■ **Records shown**
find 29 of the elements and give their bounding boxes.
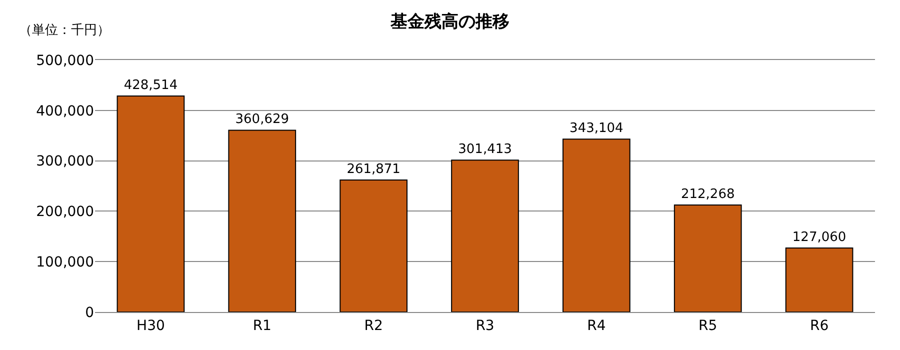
y-tick-label: 300,000 xyxy=(36,154,94,170)
x-tick-label: R4 xyxy=(587,318,606,334)
x-tick-label: R1 xyxy=(252,318,272,334)
x-tick-label: H30 xyxy=(136,318,165,334)
x-tick-label: R5 xyxy=(698,318,718,334)
bar xyxy=(674,204,742,312)
bar xyxy=(340,180,408,312)
text: （単位：千円） xyxy=(19,23,110,38)
bar xyxy=(562,138,630,312)
bar xyxy=(451,160,519,312)
data-label: 127,060 xyxy=(792,230,846,245)
y-tick-label: 400,000 xyxy=(36,103,94,120)
x-tick-label: R3 xyxy=(476,318,494,334)
bar xyxy=(228,130,296,312)
data-label: 212,268 xyxy=(680,187,735,202)
data-label: 428,514 xyxy=(124,78,178,94)
data-label: 261,871 xyxy=(346,162,400,178)
x-tick-label: R2 xyxy=(364,318,383,334)
y-tick-label: 200,000 xyxy=(36,204,94,220)
data-label: 360,629 xyxy=(235,112,290,128)
chart-title: 基金残高の推移 xyxy=(390,12,510,32)
bar xyxy=(116,96,185,312)
x-tick-label: R6 xyxy=(810,318,829,334)
y-tick-label: 0 xyxy=(85,304,94,321)
data-label: 301,413 xyxy=(458,142,512,158)
data-label: 343,104 xyxy=(570,121,624,136)
bar xyxy=(785,247,854,312)
y-tick-label: 100,000 xyxy=(36,254,94,270)
y-tick-label: 500,000 xyxy=(36,52,94,69)
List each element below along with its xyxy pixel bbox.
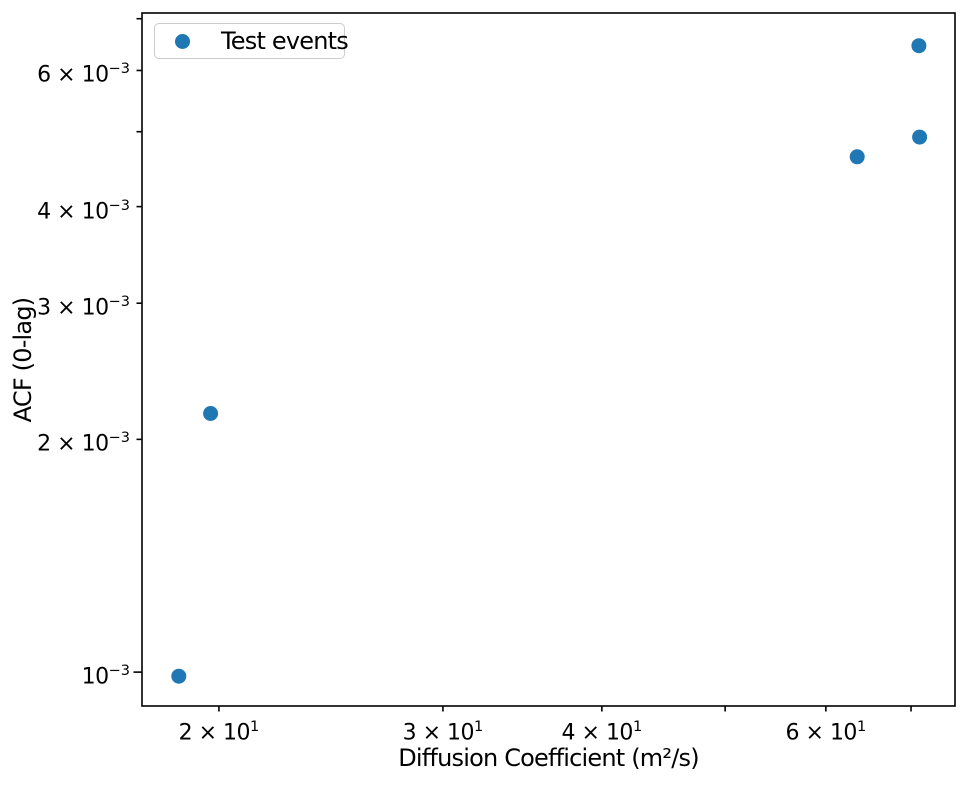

■ **What you should do**
Report, copied in full, each line of the rows above that contains the string "data".

■ **Expected output**
data-label: 127,060 xyxy=(792,230,846,245)
data-label: 212,268 xyxy=(680,187,735,202)
data-label: 428,514 xyxy=(124,78,178,94)
data-label: 261,871 xyxy=(346,162,400,178)
data-label: 360,629 xyxy=(235,112,290,128)
data-label: 301,413 xyxy=(458,142,512,158)
data-label: 343,104 xyxy=(570,121,624,136)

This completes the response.